⟨

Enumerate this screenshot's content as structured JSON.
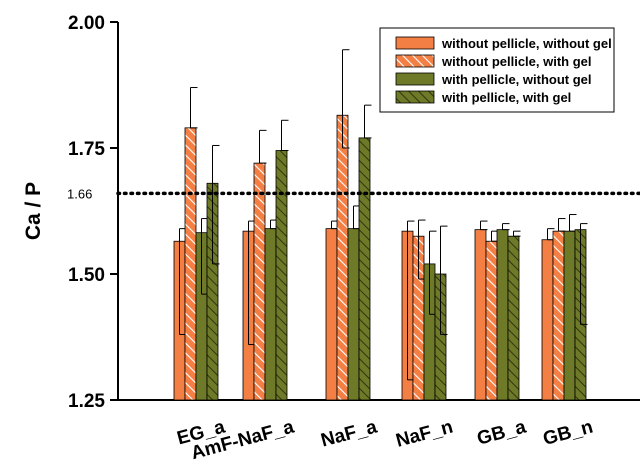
{
  "chart_data": {
    "type": "bar",
    "ylabel": "Ca / P",
    "ylim": [
      1.25,
      2.0
    ],
    "yticks": [
      "1.25",
      "1.50",
      "1.75",
      "2.00"
    ],
    "categories": [
      "EG_a",
      "AmF-NaF_a",
      "NaF_a",
      "NaF_n",
      "GB_a",
      "GB_n"
    ],
    "reference_line": {
      "value": 1.66,
      "label": "1.66"
    },
    "legend_position": "top-right",
    "series": [
      {
        "name": "without pellicle, without gel",
        "color": "#f47f44",
        "hatch": false,
        "values": [
          1.565,
          1.585,
          1.59,
          1.585,
          1.588,
          1.568
        ],
        "err_low": [
          1.38,
          1.36,
          1.59,
          1.29,
          1.588,
          1.568
        ],
        "err_high": [
          1.59,
          1.605,
          1.605,
          1.605,
          1.605,
          1.59
        ]
      },
      {
        "name": "without pellicle, with gel",
        "color": "#f47f44",
        "hatch": true,
        "values": [
          1.79,
          1.72,
          1.815,
          1.575,
          1.565,
          1.585
        ],
        "err_low": [
          1.79,
          1.72,
          1.75,
          1.49,
          1.565,
          1.585
        ],
        "err_high": [
          1.87,
          1.785,
          1.945,
          1.607,
          1.585,
          1.61
        ]
      },
      {
        "name": "with pellicle, without gel",
        "color": "#6e7a27",
        "hatch": false,
        "values": [
          1.582,
          1.59,
          1.59,
          1.52,
          1.588,
          1.585
        ],
        "err_low": [
          1.46,
          1.59,
          1.59,
          1.42,
          1.588,
          1.585
        ],
        "err_high": [
          1.61,
          1.607,
          1.635,
          1.585,
          1.6,
          1.618
        ]
      },
      {
        "name": "with pellicle, with gel",
        "color": "#6e7a27",
        "hatch": true,
        "values": [
          1.68,
          1.745,
          1.77,
          1.5,
          1.575,
          1.588
        ],
        "err_low": [
          1.52,
          1.745,
          1.77,
          1.38,
          1.575,
          1.4
        ],
        "err_high": [
          1.755,
          1.805,
          1.835,
          1.595,
          1.585,
          1.6
        ]
      }
    ]
  }
}
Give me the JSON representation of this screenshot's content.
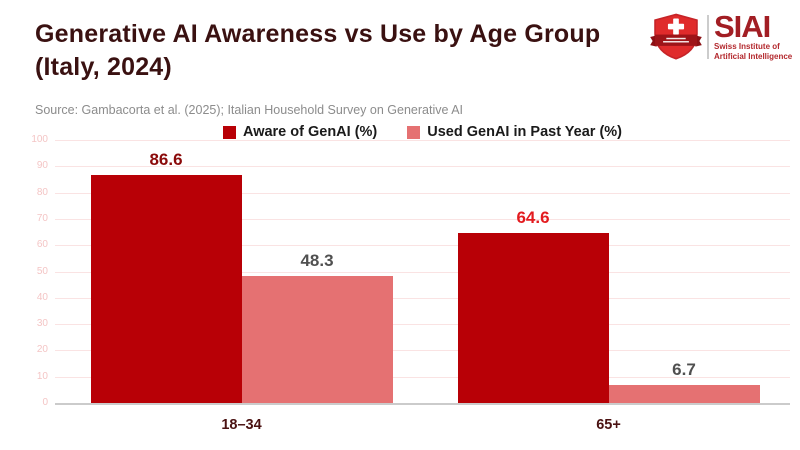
{
  "header": {
    "title": "Generative AI Awareness vs Use by Age Group (Italy, 2024)",
    "source": "Source: Gambacorta et al. (2025); Italian Household Survey on Generative AI",
    "title_color": "#3a1111",
    "source_color": "#8c8c8c"
  },
  "logo": {
    "acronym": "SIAI",
    "subtitle_line1": "Swiss Institute of",
    "subtitle_line2": "Artificial Intelligence",
    "text_color": "#a21e24",
    "shield_color": "#e02b2b",
    "shield_edge_color": "#c62428",
    "banner_color": "#9e1418",
    "cross_color": "#ffffff",
    "divider_color": "#cccccc"
  },
  "chart_data": {
    "type": "bar",
    "title": "Generative AI Awareness vs Use by Age Group (Italy, 2024)",
    "categories": [
      "18–34",
      "65+"
    ],
    "series": [
      {
        "name": "Aware of GenAI (%)",
        "values": [
          86.6,
          64.6
        ],
        "color": "#b80006",
        "value_label_colors": [
          "#8b0a0a",
          "#e31b1f"
        ]
      },
      {
        "name": "Used GenAI in Past Year (%)",
        "values": [
          48.3,
          6.7
        ],
        "color": "#e57172",
        "value_label_colors": [
          "#505050",
          "#505050"
        ]
      }
    ],
    "ylim": [
      0,
      100
    ],
    "yticks": [
      0,
      10,
      20,
      30,
      40,
      50,
      60,
      70,
      80,
      90,
      100
    ],
    "grid": true,
    "gridline_color": "#fae3e3",
    "baseline_color": "#cbcbcb",
    "ytick_label_color": "#f4c5c5",
    "xtick_label_color": "#4a1212",
    "legend_position": "top-center",
    "legend_text_color": "#1a1a1a"
  }
}
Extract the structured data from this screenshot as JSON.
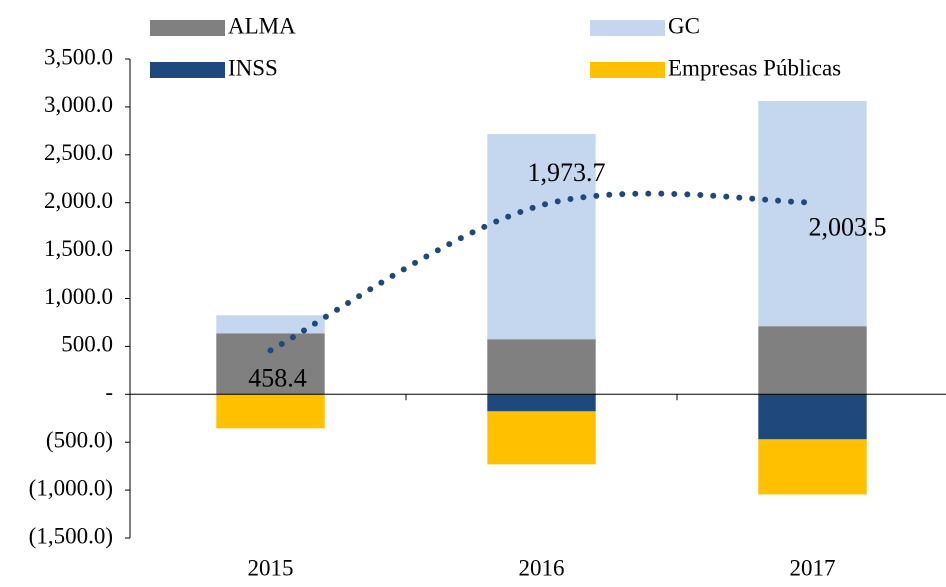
{
  "chart_data": {
    "type": "stacked_bar",
    "categories": [
      "2015",
      "2016",
      "2017"
    ],
    "series": [
      {
        "name": "ALMA",
        "color": "#808080",
        "values": [
          637,
          575,
          711
        ]
      },
      {
        "name": "GC",
        "color": "#c5d7ef",
        "values": [
          188,
          2142,
          2351
        ]
      },
      {
        "name": "INSS",
        "color": "#1f497d",
        "values": [
          0,
          -178,
          -470
        ]
      },
      {
        "name": "Empresas Públicas",
        "color": "#ffc000",
        "values": [
          -355,
          -553,
          -575
        ]
      }
    ],
    "line": {
      "color": "#1f497d",
      "values": [
        458.4,
        1973.7,
        2003.5
      ],
      "value_labels": [
        "458.4",
        "1,973.7",
        "2,003.5"
      ]
    },
    "ylim": [
      -1500,
      3500
    ],
    "yticks": [
      {
        "value": -1500,
        "label": "(1,500.0)"
      },
      {
        "value": -1000,
        "label": "(1,000.0)"
      },
      {
        "value": -500,
        "label": "(500.0)"
      },
      {
        "value": 0,
        "label": "-"
      },
      {
        "value": 500,
        "label": "500.0"
      },
      {
        "value": 1000,
        "label": "1,000.0"
      },
      {
        "value": 1500,
        "label": "1,500.0"
      },
      {
        "value": 2000,
        "label": "2,000.0"
      },
      {
        "value": 2500,
        "label": "2,500.0"
      },
      {
        "value": 3000,
        "label": "3,000.0"
      },
      {
        "value": 3500,
        "label": "3,500.0"
      }
    ],
    "legend": "top"
  }
}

⟩

• [Exercise prompt]: List the lines of the material in which the word "structured" occurs.

• [Exercise answer]:
Enumerate this screenshot's content as structured JSON.
Extract the structured data from this screenshot as JSON.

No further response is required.